Data rows
#####

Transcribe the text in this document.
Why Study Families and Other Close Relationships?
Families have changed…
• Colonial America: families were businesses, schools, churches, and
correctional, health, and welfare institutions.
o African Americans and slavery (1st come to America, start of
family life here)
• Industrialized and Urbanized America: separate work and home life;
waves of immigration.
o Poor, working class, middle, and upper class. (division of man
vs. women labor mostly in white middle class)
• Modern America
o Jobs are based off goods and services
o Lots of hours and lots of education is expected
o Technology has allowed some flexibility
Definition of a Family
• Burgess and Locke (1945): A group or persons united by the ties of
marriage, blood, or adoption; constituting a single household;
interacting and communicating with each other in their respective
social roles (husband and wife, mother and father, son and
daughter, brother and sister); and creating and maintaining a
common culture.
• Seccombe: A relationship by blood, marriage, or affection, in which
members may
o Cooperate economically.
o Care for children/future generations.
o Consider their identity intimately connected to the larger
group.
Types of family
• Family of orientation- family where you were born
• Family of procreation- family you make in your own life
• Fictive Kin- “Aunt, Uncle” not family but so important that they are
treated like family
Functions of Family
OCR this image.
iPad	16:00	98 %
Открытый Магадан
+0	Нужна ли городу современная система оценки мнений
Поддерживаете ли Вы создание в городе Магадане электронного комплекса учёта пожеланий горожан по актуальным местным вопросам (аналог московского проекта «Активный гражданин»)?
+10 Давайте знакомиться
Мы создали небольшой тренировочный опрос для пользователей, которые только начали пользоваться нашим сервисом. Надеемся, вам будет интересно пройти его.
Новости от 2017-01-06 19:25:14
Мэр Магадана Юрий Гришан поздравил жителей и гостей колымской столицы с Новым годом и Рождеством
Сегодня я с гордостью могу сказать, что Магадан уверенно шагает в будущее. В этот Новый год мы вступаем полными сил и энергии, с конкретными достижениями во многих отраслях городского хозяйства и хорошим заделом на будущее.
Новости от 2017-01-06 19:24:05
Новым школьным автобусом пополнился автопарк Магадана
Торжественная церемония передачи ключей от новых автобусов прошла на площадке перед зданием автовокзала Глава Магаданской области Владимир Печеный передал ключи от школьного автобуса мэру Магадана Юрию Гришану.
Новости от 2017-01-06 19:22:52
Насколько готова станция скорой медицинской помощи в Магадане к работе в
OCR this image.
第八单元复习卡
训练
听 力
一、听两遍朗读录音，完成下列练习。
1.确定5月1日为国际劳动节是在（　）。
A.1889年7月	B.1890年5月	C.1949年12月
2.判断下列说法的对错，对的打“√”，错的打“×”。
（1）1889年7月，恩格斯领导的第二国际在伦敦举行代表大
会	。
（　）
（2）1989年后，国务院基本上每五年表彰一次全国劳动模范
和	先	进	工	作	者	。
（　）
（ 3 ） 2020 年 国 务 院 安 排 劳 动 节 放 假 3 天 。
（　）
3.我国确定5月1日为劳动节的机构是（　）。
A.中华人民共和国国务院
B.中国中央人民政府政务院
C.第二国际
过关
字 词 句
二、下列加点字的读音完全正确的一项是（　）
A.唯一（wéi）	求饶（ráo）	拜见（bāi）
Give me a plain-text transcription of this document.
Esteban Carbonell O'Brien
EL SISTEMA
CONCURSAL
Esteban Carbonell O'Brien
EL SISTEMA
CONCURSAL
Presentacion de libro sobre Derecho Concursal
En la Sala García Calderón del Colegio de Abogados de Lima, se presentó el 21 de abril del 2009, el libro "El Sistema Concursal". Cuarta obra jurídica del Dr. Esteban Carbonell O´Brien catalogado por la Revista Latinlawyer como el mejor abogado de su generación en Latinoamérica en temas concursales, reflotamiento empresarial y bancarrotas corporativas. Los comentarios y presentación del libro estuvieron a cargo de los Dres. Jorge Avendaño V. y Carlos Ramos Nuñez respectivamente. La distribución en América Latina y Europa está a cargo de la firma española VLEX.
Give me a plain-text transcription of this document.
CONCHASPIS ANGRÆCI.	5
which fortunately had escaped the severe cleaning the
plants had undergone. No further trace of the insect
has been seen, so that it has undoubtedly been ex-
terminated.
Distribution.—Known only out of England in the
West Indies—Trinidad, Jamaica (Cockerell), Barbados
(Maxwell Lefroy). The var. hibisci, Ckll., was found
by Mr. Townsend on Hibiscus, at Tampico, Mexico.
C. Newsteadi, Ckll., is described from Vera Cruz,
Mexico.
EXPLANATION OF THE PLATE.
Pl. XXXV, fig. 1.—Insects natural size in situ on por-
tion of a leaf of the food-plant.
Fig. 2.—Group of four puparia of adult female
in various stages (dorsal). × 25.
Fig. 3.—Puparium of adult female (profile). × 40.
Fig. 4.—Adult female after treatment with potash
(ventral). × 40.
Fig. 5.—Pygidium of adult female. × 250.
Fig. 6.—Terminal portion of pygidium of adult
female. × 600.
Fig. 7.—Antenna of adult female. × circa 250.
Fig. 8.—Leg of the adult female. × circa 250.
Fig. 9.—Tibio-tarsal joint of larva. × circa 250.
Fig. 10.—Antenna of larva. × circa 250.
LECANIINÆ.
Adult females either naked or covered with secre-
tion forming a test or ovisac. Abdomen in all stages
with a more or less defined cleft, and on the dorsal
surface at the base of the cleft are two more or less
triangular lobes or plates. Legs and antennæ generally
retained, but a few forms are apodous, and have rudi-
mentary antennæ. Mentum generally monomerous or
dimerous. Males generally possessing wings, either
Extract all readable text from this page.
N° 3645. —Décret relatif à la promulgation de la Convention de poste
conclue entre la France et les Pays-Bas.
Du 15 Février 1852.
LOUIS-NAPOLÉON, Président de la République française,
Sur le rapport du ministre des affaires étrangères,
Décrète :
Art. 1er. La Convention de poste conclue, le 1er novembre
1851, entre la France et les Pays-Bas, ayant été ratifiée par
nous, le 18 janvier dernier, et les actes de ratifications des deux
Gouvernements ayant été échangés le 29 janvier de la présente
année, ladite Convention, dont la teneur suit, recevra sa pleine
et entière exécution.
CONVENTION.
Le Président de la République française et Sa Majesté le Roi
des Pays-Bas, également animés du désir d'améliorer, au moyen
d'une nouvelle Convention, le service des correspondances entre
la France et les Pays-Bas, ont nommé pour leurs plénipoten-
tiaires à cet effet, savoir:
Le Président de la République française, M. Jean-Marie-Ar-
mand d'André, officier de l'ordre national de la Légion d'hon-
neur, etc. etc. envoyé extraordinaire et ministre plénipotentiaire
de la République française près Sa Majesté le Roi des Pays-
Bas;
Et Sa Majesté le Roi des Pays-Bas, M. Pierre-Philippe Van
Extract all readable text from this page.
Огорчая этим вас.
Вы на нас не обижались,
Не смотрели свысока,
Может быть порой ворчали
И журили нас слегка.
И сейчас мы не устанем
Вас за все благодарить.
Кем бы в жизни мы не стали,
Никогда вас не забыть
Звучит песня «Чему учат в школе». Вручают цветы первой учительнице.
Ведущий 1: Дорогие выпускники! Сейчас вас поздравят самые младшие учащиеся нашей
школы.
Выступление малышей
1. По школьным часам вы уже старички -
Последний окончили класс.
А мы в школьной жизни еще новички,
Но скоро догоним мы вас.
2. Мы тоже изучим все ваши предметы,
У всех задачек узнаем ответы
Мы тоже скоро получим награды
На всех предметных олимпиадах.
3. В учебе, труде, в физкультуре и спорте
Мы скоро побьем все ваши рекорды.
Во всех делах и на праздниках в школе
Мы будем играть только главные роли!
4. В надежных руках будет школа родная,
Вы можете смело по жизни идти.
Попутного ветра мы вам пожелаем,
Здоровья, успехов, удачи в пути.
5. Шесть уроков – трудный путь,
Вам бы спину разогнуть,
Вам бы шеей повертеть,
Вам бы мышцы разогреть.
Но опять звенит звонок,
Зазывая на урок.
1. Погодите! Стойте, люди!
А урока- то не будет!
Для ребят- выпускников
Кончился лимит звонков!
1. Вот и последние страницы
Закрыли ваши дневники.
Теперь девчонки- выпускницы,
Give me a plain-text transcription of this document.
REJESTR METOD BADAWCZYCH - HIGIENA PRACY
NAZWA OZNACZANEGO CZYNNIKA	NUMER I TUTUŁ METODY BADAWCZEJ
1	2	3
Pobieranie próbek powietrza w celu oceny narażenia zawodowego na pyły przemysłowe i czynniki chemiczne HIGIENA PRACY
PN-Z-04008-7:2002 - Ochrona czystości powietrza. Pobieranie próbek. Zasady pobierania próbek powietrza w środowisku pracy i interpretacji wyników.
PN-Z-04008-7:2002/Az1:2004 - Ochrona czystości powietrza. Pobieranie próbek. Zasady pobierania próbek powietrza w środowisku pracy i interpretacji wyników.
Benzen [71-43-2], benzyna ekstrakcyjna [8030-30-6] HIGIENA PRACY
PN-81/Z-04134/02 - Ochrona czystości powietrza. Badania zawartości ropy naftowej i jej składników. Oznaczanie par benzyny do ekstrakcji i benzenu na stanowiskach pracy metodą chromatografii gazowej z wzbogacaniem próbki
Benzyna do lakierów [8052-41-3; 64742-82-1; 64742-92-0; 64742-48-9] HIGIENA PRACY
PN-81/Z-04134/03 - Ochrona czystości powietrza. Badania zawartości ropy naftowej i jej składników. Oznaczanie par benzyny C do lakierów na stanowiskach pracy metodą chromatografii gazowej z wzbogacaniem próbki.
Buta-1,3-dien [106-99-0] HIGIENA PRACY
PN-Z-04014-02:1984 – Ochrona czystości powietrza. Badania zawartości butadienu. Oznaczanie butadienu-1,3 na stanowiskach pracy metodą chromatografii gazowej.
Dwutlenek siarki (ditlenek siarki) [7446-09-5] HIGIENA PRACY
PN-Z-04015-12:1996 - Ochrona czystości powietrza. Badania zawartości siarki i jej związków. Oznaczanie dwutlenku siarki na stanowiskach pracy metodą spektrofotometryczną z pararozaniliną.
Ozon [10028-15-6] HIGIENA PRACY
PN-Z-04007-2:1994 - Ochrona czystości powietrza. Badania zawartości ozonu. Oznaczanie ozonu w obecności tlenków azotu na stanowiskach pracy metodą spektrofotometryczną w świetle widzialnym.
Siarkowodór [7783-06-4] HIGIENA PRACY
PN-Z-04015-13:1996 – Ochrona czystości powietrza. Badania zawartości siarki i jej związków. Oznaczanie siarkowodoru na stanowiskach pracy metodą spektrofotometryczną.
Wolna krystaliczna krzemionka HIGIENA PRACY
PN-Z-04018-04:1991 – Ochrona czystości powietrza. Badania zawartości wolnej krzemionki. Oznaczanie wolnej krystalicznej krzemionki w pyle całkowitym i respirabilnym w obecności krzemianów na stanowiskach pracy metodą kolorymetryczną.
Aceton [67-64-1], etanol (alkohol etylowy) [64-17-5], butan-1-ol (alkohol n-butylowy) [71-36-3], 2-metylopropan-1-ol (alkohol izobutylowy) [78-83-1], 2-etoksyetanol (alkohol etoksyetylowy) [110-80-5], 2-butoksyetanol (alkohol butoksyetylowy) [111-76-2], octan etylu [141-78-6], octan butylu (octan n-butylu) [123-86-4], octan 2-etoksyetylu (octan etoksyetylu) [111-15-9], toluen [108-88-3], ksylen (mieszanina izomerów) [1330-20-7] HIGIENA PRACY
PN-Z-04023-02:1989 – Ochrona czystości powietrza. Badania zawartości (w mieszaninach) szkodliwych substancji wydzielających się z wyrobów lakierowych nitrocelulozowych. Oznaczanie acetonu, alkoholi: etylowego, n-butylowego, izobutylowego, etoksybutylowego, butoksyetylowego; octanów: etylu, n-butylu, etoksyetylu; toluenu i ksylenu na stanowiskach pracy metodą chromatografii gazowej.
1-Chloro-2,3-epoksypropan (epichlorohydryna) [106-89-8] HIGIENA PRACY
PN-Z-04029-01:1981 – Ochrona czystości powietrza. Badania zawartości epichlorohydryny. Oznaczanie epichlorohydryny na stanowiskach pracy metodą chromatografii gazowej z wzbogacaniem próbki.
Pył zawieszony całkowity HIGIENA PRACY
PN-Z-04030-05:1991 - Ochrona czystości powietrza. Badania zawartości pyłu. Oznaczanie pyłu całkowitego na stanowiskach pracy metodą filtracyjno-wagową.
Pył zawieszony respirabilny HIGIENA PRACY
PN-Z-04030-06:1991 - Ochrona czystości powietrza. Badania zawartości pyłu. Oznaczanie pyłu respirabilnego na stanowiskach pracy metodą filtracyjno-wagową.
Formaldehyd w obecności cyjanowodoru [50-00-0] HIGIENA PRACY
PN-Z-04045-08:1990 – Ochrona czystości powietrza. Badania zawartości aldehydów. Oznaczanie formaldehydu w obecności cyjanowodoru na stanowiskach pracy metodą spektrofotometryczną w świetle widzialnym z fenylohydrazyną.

#####

What the task asks
In the entries above, identify every line with the word "siarki". Copy those lines.

Task output
Dwutlenek siarki (ditlenek siarki) [7446-09-5] HIGIENA PRACY
PN-Z-04015-12:1996 - Ochrona czystości powietrza. Badania zawartości siarki i jej związków. Oznaczanie dwutlenku siarki na stanowiskach pracy metodą spektrofotometryczną z pararozaniliną.
PN-Z-04015-13:1996 – Ochrona czystości powietrza. Badania zawartości siarki i jej związków. Oznaczanie siarkowodoru na stanowiskach pracy metodą spektrofotometryczną.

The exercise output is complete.